Provided material>
-- begin --
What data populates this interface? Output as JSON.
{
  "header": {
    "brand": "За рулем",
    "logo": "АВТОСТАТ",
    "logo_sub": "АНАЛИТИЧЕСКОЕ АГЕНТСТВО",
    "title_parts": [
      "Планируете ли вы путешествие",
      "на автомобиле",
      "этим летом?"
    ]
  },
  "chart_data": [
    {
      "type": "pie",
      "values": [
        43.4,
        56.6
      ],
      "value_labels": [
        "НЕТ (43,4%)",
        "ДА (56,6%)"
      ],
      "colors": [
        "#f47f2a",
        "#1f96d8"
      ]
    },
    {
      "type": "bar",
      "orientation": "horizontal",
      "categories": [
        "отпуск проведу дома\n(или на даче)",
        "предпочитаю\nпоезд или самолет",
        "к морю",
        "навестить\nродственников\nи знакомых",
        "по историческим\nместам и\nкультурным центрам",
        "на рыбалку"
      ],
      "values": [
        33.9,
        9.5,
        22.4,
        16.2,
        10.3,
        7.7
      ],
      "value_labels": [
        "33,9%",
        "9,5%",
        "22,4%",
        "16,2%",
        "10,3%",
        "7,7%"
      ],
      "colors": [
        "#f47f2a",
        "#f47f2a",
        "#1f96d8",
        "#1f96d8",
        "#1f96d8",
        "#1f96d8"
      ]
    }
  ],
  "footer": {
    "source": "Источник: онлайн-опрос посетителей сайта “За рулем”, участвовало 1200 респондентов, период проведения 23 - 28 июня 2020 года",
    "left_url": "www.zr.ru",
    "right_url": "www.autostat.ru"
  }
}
-- end --
Wherever the string "рулем" appears in the entries above, list that line.

Answer for the task>
    "brand": "За рулем",
    "source": "Источник: онлайн-опрос посетителей сайта “За рулем”, участвовало 1200 респондентов, период проведения 23 - 28 июня 2020 года",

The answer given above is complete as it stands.